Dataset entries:
# # #

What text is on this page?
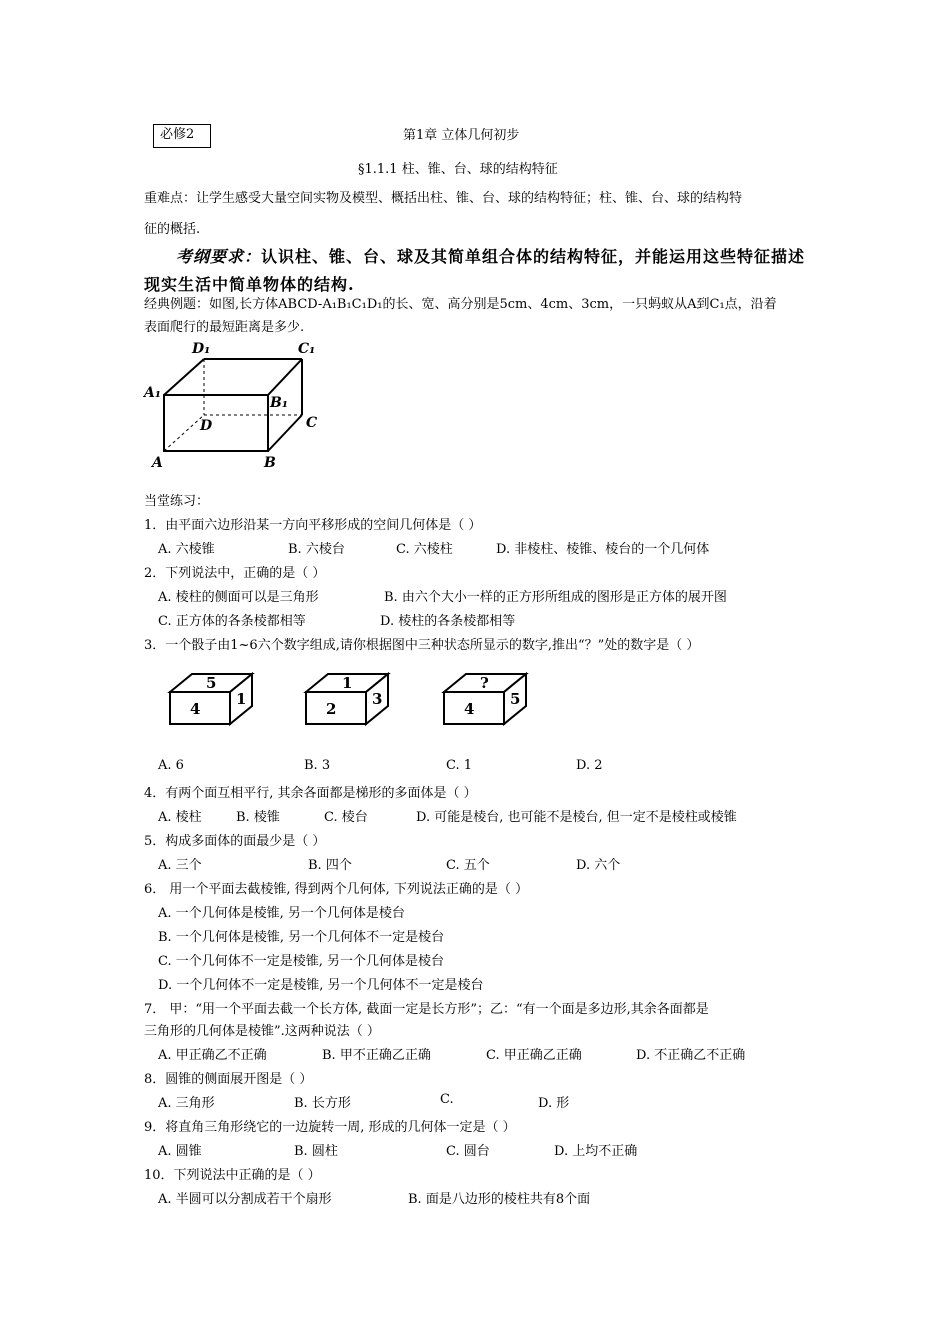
必修2	第1章 立体几何初步
§1.1.1 柱、锥、台、球的结构特征
重难点：让学生感受大量空间实物及模型、概括出柱、锥、台、球的结构特征；柱、锥、台、球的结构特
征的概括.
考纲要求：认识柱、锥、台、球及其简单组合体的结构特征，并能运用这些特征描述
现实生活中简单物体的结构.
经典例题：如图,长方体ABCD-A₁B₁C₁D₁的长、宽、高分别是5cm、4cm、3cm，一只蚂蚁从A到C₁点，沿着
表面爬行的最短距离是多少.
D₁	C₁
A₁
B₁
D	C
A	B
当堂练习：
1．由平面六边形沿某一方向平移形成的空间几何体是（ ）
A. 六棱锥	B. 六棱台	C. 六棱柱	D. 非棱柱、棱锥、棱台的一个几何体
2．下列说法中，正确的是（ ）
A. 棱柱的侧面可以是三角形	B. 由六个大小一样的正方形所组成的图形是正方体的展开图
C. 正方体的各条棱都相等	D. 棱柱的各条棱都相等
3．一个骰子由1~6六个数字组成,请你根据图中三种状态所显示的数字,推出“？”处的数字是（ ）
5
4
1
1
2
3
?
4
5
A. 6	B. 3	C. 1	D. 2
4．有两个面互相平行, 其余各面都是梯形的多面体是（ ）
A. 棱柱	B. 棱锥	C. 棱台	D. 可能是棱台, 也可能不是棱台, 但一定不是棱柱或棱锥
5．构成多面体的面最少是（ ）
A. 三个	B. 四个	C. 五个	D. 六个
6． 用一个平面去截棱锥, 得到两个几何体, 下列说法正确的是（ ）
A. 一个几何体是棱锥, 另一个几何体是棱台
B. 一个几何体是棱锥, 另一个几何体不一定是棱台
C. 一个几何体不一定是棱锥, 另一个几何体是棱台
D. 一个几何体不一定是棱锥, 另一个几何体不一定是棱台
7． 甲：“用一个平面去截一个长方体, 截面一定是长方形”；乙：“有一个面是多边形,其余各面都是
三角形的几何体是棱锥”.这两种说法（ ）
A. 甲正确乙不正确	B. 甲不正确乙正确	C. 甲正确乙正确	D. 不正确乙不正确
8．圆锥的侧面展开图是（ ）
A. 三角形	B. 长方形	C.	D. 形
9．将直角三角形绕它的一边旋转一周, 形成的几何体一定是（ ）
A. 圆锥	B. 圆柱	C. 圆台	D. 上均不正确
10．下列说法中正确的是（ ）
A. 半圆可以分割成若干个扇形	B. 面是八边形的棱柱共有8个面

# # #

SET PROBLEM → Will you restate every entry word for word and omit the images?

WRITTEN RESPONSE →
What text is on this page?
必修2	第1章 立体几何初步
§1.1.1 柱、锥、台、球的结构特征
重难点：让学生感受大量空间实物及模型、概括出柱、锥、台、球的结构特征；柱、锥、台、球的结构特
征的概括.
考纲要求：认识柱、锥、台、球及其简单组合体的结构特征，并能运用这些特征描述
现实生活中简单物体的结构.
经典例题：如图,长方体ABCD-A₁B₁C₁D₁的长、宽、高分别是5cm、4cm、3cm，一只蚂蚁从A到C₁点，沿着
表面爬行的最短距离是多少.
D₁	C₁
A₁
B₁
D	C
A	B
当堂练习：
1．由平面六边形沿某一方向平移形成的空间几何体是（ ）
A. 六棱锥	B. 六棱台	C. 六棱柱	D. 非棱柱、棱锥、棱台的一个几何体
2．下列说法中，正确的是（ ）
A. 棱柱的侧面可以是三角形	B. 由六个大小一样的正方形所组成的图形是正方体的展开图
C. 正方体的各条棱都相等	D. 棱柱的各条棱都相等
3．一个骰子由1~6六个数字组成,请你根据图中三种状态所显示的数字,推出“？”处的数字是（ ）
5
4
1
1
2
3
?
4
5
A. 6	B. 3	C. 1	D. 2
4．有两个面互相平行, 其余各面都是梯形的多面体是（ ）
A. 棱柱	B. 棱锥	C. 棱台	D. 可能是棱台, 也可能不是棱台, 但一定不是棱柱或棱锥
5．构成多面体的面最少是（ ）
A. 三个	B. 四个	C. 五个	D. 六个
6． 用一个平面去截棱锥, 得到两个几何体, 下列说法正确的是（ ）
A. 一个几何体是棱锥, 另一个几何体是棱台
B. 一个几何体是棱锥, 另一个几何体不一定是棱台
C. 一个几何体不一定是棱锥, 另一个几何体是棱台
D. 一个几何体不一定是棱锥, 另一个几何体不一定是棱台
7． 甲：“用一个平面去截一个长方体, 截面一定是长方形”；乙：“有一个面是多边形,其余各面都是
三角形的几何体是棱锥”.这两种说法（ ）
A. 甲正确乙不正确	B. 甲不正确乙正确	C. 甲正确乙正确	D. 不正确乙不正确
8．圆锥的侧面展开图是（ ）
A. 三角形	B. 长方形	C.	D. 形
9．将直角三角形绕它的一边旋转一周, 形成的几何体一定是（ ）
A. 圆锥	B. 圆柱	C. 圆台	D. 上均不正确
10．下列说法中正确的是（ ）
A. 半圆可以分割成若干个扇形	B. 面是八边形的棱柱共有8个面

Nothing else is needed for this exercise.